> **WORK INSTRUCTIONS**
(A) Print the lines of the listing word for word, starting with its first line and going on through the line that contains "legend-label-2: γ=−1.5 (896, 1073, 973, 1097)".
(B) Carry on the piece about children's pretend play, beginning right after its last sentence.

> **DOCUMENT SECTION**
□ □ □

Tuesday, October 6, 2009
I love watching children tranform themselves into whatever they can dream up. Their imaginations can take them to a land of "make-believe". When my girls were younger they would conjure up magical worlds where they could fly on cardboard wings, sing on giant stages into hairbrush microphones and become invisible in a nano-second. Even as they get older, I love to encourage them to continue this pretend play. It is a variation of what they used to play, but it seems to stretch them into broader persons... dreaming of what could be.
One of the things I love most about making my creations is wondering what my tutu or cape is going to be.... a prima ballerina or a fairy godmother? A super hero or a knight? The possibilities are endless and timeless.
But the experts say pretend play isn't all for fun. It is an essential and critical part of a child's development.
"Young children learn by imagining and doing. Watch a child pick up a stone and pretend it is a zooming car, or hop a Lego across the table as if it were a person or a bunny? Children use an object to represent something else while giving it action and motion. But this pretend play is not as simple as it may seem. The process of pretending builds skills in many essential developmental areas.

□ □ □

> **RECORD EXTRACTS**
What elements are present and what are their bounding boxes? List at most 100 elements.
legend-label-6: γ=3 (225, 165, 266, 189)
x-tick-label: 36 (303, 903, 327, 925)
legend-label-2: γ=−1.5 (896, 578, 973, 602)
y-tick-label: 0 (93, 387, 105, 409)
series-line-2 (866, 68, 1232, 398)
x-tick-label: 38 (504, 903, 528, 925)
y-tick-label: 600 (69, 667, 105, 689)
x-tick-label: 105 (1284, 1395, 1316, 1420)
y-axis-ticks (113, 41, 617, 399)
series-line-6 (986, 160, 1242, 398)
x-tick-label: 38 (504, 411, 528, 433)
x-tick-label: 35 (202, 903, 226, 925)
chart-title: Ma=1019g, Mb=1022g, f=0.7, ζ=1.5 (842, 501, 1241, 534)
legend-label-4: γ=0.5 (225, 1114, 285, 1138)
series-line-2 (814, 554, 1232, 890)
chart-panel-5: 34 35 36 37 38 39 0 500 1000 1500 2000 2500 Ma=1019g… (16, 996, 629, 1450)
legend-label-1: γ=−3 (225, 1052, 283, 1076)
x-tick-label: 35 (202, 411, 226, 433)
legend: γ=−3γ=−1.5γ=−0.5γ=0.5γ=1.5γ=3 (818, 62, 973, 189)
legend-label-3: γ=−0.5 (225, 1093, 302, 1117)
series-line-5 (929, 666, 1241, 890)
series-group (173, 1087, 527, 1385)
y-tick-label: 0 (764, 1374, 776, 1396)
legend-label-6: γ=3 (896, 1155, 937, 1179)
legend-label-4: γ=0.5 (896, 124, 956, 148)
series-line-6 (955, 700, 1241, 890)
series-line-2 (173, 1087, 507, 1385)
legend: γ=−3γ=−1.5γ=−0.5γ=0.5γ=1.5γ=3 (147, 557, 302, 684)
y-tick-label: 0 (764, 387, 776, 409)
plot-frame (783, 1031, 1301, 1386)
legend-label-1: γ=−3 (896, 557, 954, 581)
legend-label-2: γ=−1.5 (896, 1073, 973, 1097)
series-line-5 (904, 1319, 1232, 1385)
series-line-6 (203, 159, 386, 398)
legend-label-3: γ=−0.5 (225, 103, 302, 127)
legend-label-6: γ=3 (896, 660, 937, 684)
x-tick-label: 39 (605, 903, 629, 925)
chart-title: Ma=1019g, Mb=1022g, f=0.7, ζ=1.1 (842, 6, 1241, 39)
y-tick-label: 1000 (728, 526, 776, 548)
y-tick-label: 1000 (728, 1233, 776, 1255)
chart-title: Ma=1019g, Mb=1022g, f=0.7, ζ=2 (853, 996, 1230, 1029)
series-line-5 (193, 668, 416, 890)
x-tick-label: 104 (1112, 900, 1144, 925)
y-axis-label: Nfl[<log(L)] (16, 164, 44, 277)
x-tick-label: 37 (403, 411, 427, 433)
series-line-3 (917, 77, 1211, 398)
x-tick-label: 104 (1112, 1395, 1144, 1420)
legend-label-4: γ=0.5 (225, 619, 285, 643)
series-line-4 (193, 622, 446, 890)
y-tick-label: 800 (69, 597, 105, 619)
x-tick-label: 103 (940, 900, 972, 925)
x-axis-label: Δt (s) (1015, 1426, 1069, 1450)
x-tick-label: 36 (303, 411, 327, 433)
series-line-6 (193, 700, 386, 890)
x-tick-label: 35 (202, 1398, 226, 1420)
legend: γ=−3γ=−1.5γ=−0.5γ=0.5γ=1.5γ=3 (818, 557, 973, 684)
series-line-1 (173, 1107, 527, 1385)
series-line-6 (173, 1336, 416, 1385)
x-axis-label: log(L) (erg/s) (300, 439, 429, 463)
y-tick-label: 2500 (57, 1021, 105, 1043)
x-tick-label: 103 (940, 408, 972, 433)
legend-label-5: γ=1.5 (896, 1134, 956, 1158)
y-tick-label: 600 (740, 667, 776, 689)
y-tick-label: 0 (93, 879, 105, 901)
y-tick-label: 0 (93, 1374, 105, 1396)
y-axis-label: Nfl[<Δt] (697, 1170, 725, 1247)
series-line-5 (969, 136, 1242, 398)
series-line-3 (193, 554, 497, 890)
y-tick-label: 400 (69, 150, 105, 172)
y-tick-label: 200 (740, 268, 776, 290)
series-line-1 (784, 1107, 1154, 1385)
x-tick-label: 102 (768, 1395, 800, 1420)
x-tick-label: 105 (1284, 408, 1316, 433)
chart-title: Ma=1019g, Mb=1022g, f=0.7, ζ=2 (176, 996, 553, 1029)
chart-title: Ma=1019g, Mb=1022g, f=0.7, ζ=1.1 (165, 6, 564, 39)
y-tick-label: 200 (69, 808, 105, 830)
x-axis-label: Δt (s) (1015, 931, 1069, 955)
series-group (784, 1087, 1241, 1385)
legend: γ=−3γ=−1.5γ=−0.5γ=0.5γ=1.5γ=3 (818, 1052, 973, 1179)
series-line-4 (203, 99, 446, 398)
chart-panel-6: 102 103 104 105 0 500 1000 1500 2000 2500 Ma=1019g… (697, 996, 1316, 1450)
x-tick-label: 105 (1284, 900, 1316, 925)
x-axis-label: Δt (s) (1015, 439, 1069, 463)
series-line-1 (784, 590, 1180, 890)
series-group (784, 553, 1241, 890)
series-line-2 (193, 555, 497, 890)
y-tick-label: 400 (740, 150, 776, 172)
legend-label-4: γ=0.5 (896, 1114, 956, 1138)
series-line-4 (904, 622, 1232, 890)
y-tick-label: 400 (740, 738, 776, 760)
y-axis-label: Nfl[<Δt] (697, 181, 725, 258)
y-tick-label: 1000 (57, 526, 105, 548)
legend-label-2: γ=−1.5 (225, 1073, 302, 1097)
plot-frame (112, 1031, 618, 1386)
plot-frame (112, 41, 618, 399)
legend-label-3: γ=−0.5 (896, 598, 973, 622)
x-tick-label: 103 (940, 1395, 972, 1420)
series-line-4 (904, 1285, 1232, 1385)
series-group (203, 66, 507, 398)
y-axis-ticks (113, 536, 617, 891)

□ □ □

> **RESULTS OF THE EXERCISE**
(A)
What elements are present and what are their bounding boxes? List at most 100 elements.
legend-label-6: γ=3 (225, 165, 266, 189)
x-tick-label: 36 (303, 903, 327, 925)
legend-label-2: γ=−1.5 (896, 578, 973, 602)
y-tick-label: 0 (93, 387, 105, 409)
series-line-2 (866, 68, 1232, 398)
x-tick-label: 38 (504, 903, 528, 925)
y-tick-label: 600 (69, 667, 105, 689)
x-tick-label: 105 (1284, 1395, 1316, 1420)
y-axis-ticks (113, 41, 617, 399)
series-line-6 (986, 160, 1242, 398)
x-tick-label: 38 (504, 411, 528, 433)
x-tick-label: 35 (202, 903, 226, 925)
chart-title: Ma=1019g, Mb=1022g, f=0.7, ζ=1.5 (842, 501, 1241, 534)
legend-label-4: γ=0.5 (225, 1114, 285, 1138)
series-line-2 (814, 554, 1232, 890)
chart-panel-5: 34 35 36 37 38 39 0 500 1000 1500 2000 2500 Ma=1019g… (16, 996, 629, 1450)
legend-label-1: γ=−3 (225, 1052, 283, 1076)
x-tick-label: 35 (202, 411, 226, 433)
legend: γ=−3γ=−1.5γ=−0.5γ=0.5γ=1.5γ=3 (818, 62, 973, 189)
legend-label-3: γ=−0.5 (225, 1093, 302, 1117)
series-line-5 (929, 666, 1241, 890)
series-group (173, 1087, 527, 1385)
y-tick-label: 0 (764, 1374, 776, 1396)
legend-label-6: γ=3 (896, 1155, 937, 1179)
legend-label-4: γ=0.5 (896, 124, 956, 148)
series-line-6 (955, 700, 1241, 890)
series-line-2 (173, 1087, 507, 1385)
legend: γ=−3γ=−1.5γ=−0.5γ=0.5γ=1.5γ=3 (147, 557, 302, 684)
y-tick-label: 0 (764, 387, 776, 409)
plot-frame (783, 1031, 1301, 1386)
legend-label-1: γ=−3 (896, 557, 954, 581)
legend-label-2: γ=−1.5 (896, 1073, 973, 1097)

(B)
Pretend play builds social and emotional skills. When your child engages in pretend (or dramatic) play, he is actively experimenting with the social and emotional roles of life. Through cooperative play, he learns how to take turns, share responsibility, and creatively problem-solve. When your child pretends to be different characters, he has the experience of "walking in someone else's shoes," which helps teach the important moral development skill of empathy.
Pretend play builds language skills. Have you ever listened in as your child engages in imaginary play with his toys or friends? You will probably hear some words and phrases you never thought he knew! In fact, we often hear our own words reflected in the play of children. Kids can do a perfect imitation of mom, dad, and the teacher! Pretend play helps your child understand the power of language. In addition, by pretend playing with others, he learns that words give him the means to reenact a story or organize play. This process helps your child to make the connection between spoken and written language — a skill that will later help him learn to read.
Pretend play builds thinking skills. Pretend play provides your child with a variety of problems to solve. Whether it's two children wanting to play the same role or searching for the just right material to make a roof for the playhouse, your child calls upon important cognitive thinking skills that he will use in every aspect of his life, now and forever."
(This quoted article is an excerpt from a piece written by Ellen Booth Church, a professor in Early Childhood Education, education consultant and author.) To link to the article in its entirety, go to http://www2.scholastic.com/browse/article.jsp?id=10175.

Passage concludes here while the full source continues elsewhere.